● PROBLEM REQUIREMENTS
Quote word for word the lines of data from the one containing "notice-body [184, 823, 1018, 1327]" through the one containing "903, 1016, 1310]".

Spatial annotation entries

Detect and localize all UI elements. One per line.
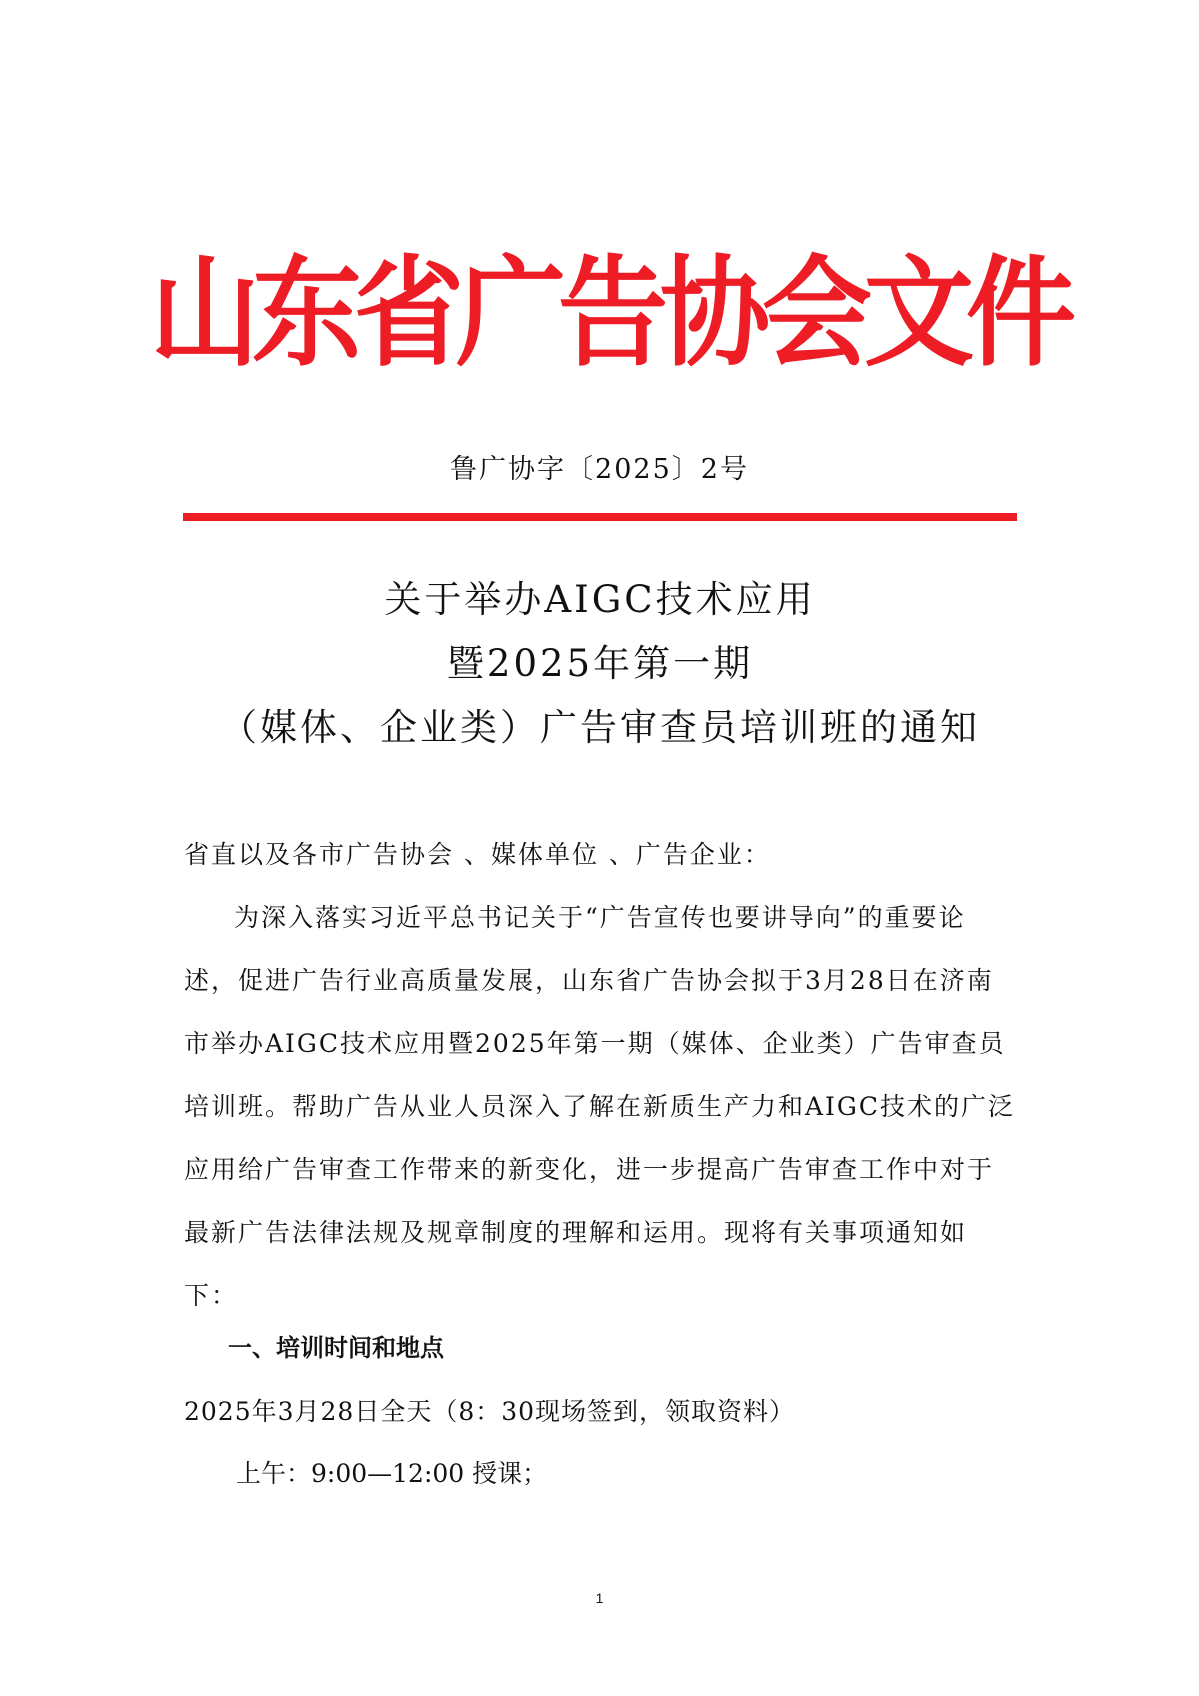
notice-body [184, 823, 1018, 1327]
introduction-paragraph: 为深入落实习近平总书记关于“广告宣传也要讲导向”的重要论述，促进广告行业高质量发展，山东省广告协会拟于3月28日在济南市举办AIGC技术应用暨2025年第一期（媒体、企业类）广告审查员培训班。帮助广告从业人员深入了解在新质生产力和AIGC技术的广泛应用给广告审查工作带来的新变化，进一步提高广告审查工作中对于最新广告法律法规及规章制度的理解和运用。现将有关事项通知如下： [184, 903, 1016, 1310]
title-line-2: 暨2025年第一期 [446, 642, 754, 685]
red-separator-line [183, 513, 1017, 521]
title-line-1: 关于举办AIGC技术应用 [384, 578, 816, 621]
section-heading-training-time-place: 一、培训时间和地点 [228, 1334, 444, 1362]
page-number: 1 [595, 1590, 604, 1606]
document-number: 鲁广协字〔2025〕2号 [450, 454, 749, 485]
notice-title [150, 568, 1050, 760]
issuing-organization-masthead: 山东省广告协会文件 [150, 243, 1068, 383]
salutation: 省直以及各市广告协会 、媒体单位 、广告企业： [184, 840, 771, 869]
morning-schedule: 上午：9:00—12:00 授课； [236, 1459, 548, 1488]
training-date: 2025年3月28日全天（8：30现场签到，领取资料） [184, 1397, 796, 1426]
title-line-3: （媒体、企业类）广告审查员培训班的通知 [220, 706, 980, 749]
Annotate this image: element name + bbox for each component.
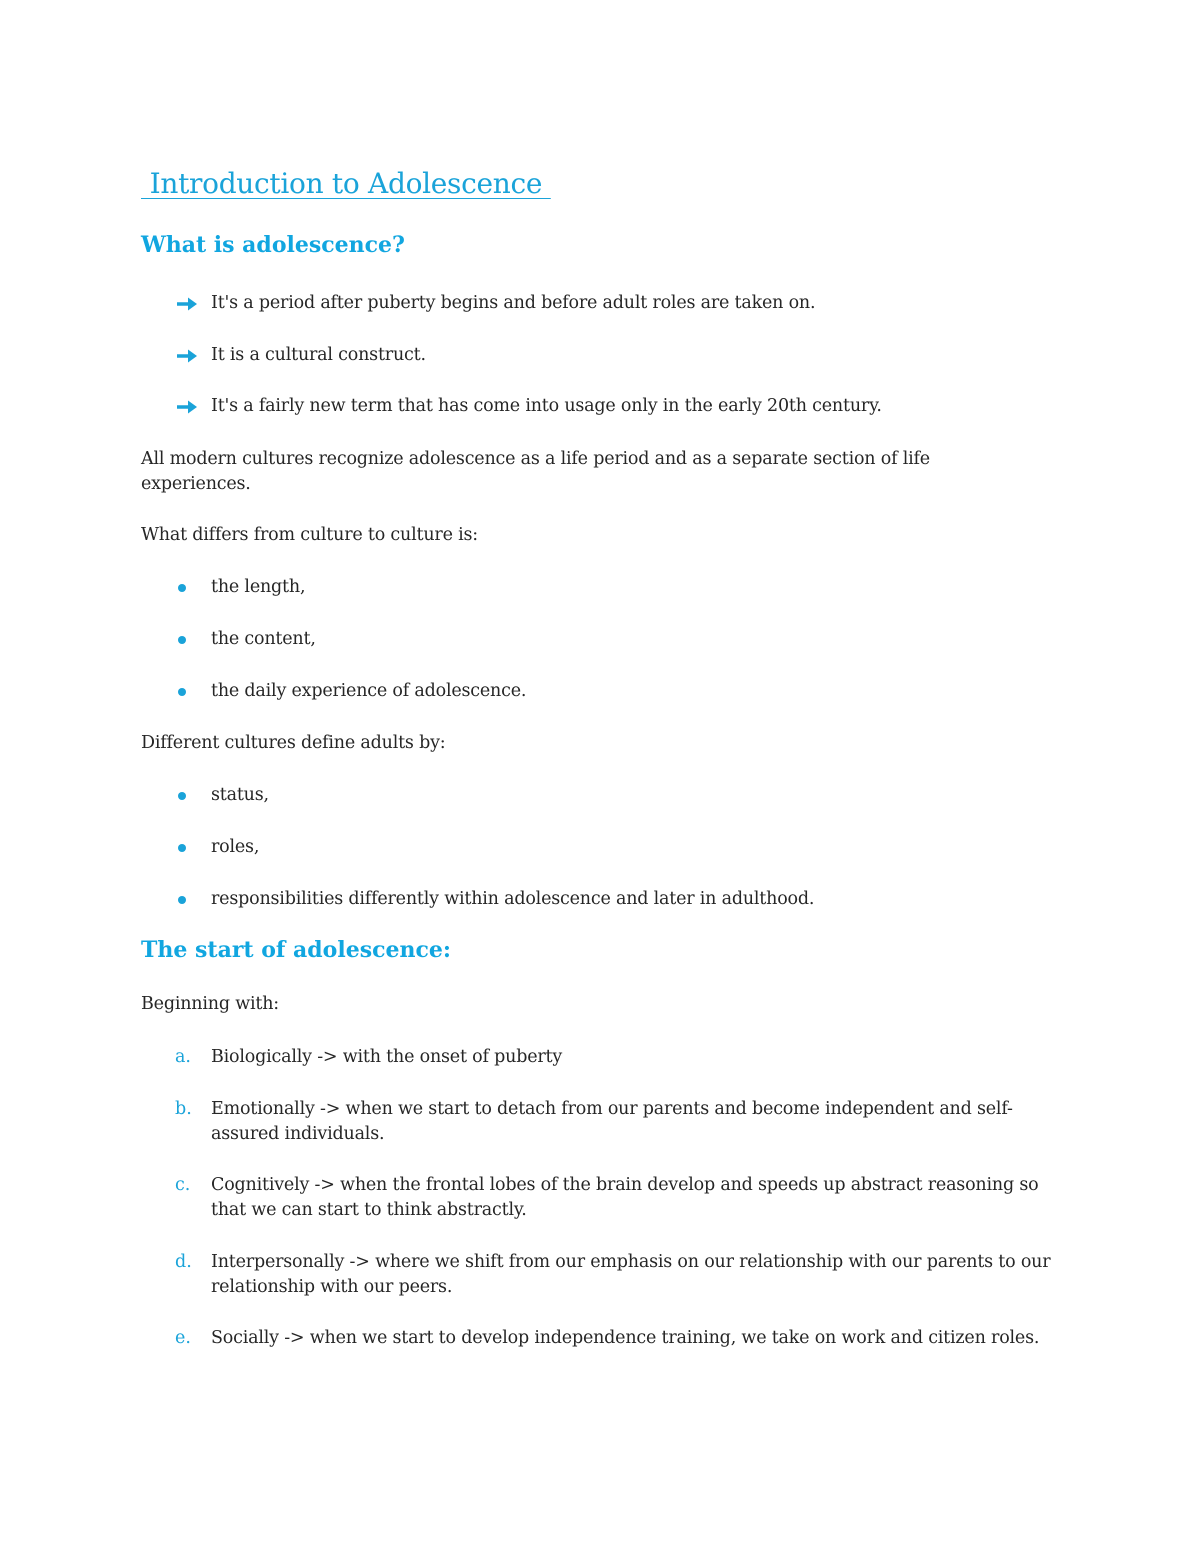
lettered-list-item: Cognitively -> when the frontal lobes of the brain develop and speeds up abstract reasoning so that we can start to think abstractly. <box>211 1175 1039 1220</box>
bullet-dot-icon <box>178 584 186 592</box>
bullet-list-item: roles, <box>211 837 260 857</box>
bullet-dot-icon <box>178 688 186 696</box>
list-letter: c. <box>175 1175 191 1195</box>
paragraph-modern-cultures: All modern cultures recognize adolescence as a life period and as a separate section of life experiences. <box>141 449 930 494</box>
right-arrow-icon <box>176 399 198 415</box>
paragraph-different-cultures: Different cultures define adults by: <box>141 733 446 753</box>
right-arrow-icon <box>176 296 198 312</box>
lettered-list-item: Interpersonally -> where we shift from our emphasis on our relationship with our parents to our relationship with our peers. <box>211 1252 1051 1297</box>
bullet-list-item: the length, <box>211 577 306 597</box>
arrow-list-item: It's a fairly new term that has come into usage only in the early 20th century. <box>211 396 882 416</box>
bullet-dot-icon <box>178 844 186 852</box>
right-arrow-icon <box>176 348 198 364</box>
lettered-list-item: Socially -> when we start to develop independence training, we take on work and citizen roles. <box>211 1328 1040 1348</box>
bullet-list-item: the content, <box>211 629 316 649</box>
bullet-dot-icon <box>178 792 186 800</box>
list-letter: b. <box>175 1099 192 1119</box>
bullet-list-item: the daily experience of adolescence. <box>211 681 527 701</box>
lettered-list-item: Emotionally -> when we start to detach from our parents and become independent and self-assured individuals. <box>211 1099 1013 1144</box>
bullet-list-item: responsibilities differently within adolescence and later in adulthood. <box>211 889 815 909</box>
paragraph-beginning-with: Beginning with: <box>141 994 279 1014</box>
bullet-dot-icon <box>178 896 186 904</box>
list-letter: d. <box>175 1252 192 1272</box>
bullet-dot-icon <box>178 636 186 644</box>
bullet-list-item: status, <box>211 785 269 805</box>
list-letter: e. <box>175 1328 191 1348</box>
document-title: Introduction to Adolescence <box>141 167 551 200</box>
list-letter: a. <box>175 1047 191 1067</box>
arrow-list-item: It is a cultural construct. <box>211 345 426 365</box>
section-heading-start-of-adolescence: The start of adolescence: <box>141 937 451 963</box>
arrow-list-item: It's a period after puberty begins and before adult roles are taken on. <box>211 293 816 313</box>
lettered-list-item: Biologically -> with the onset of puberty <box>211 1047 563 1067</box>
paragraph-what-differs: What differs from culture to culture is: <box>141 525 478 545</box>
section-heading-what-is-adolescence: What is adolescence? <box>141 232 405 258</box>
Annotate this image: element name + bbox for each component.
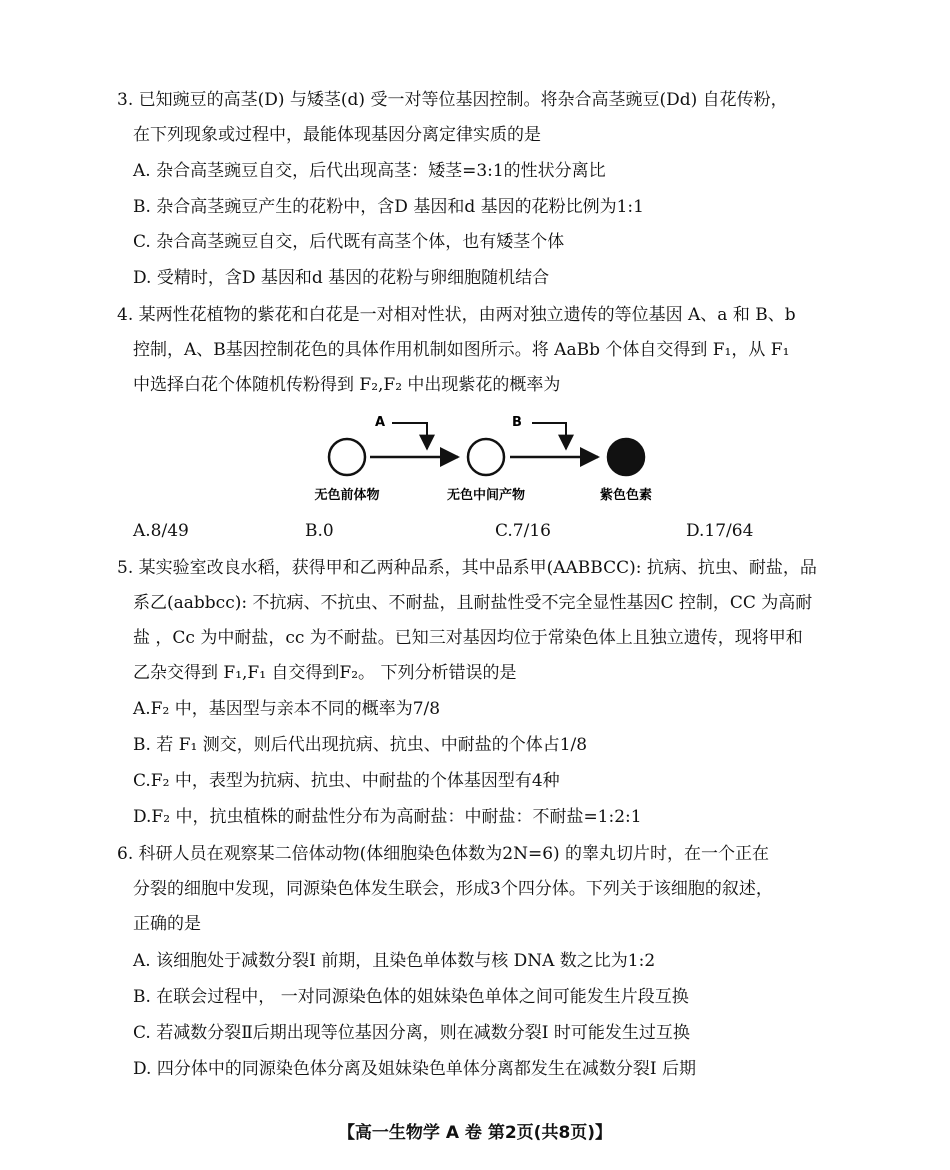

● ANSWER TO THE TASK
notice-body [184, 823, 1018, 1327]
introduction-paragraph: 为深入落实习近平总书记关于“广告宣传也要讲导向”的重要论述，促进广告行业高质量发展，山东省广告协会拟于3月28日在济南市举办AIGC技术应用暨2025年第一期（媒体、企业类）广告审查员培训班。帮助广告从业人员深入了解在新质生产力和AIGC技术的广泛应用给广告审查工作带来的新变化，进一步提高广告审查工作中对于最新广告法律法规及规章制度的理解和运用。现将有关事项通知如下： [184, 903, 1016, 1310]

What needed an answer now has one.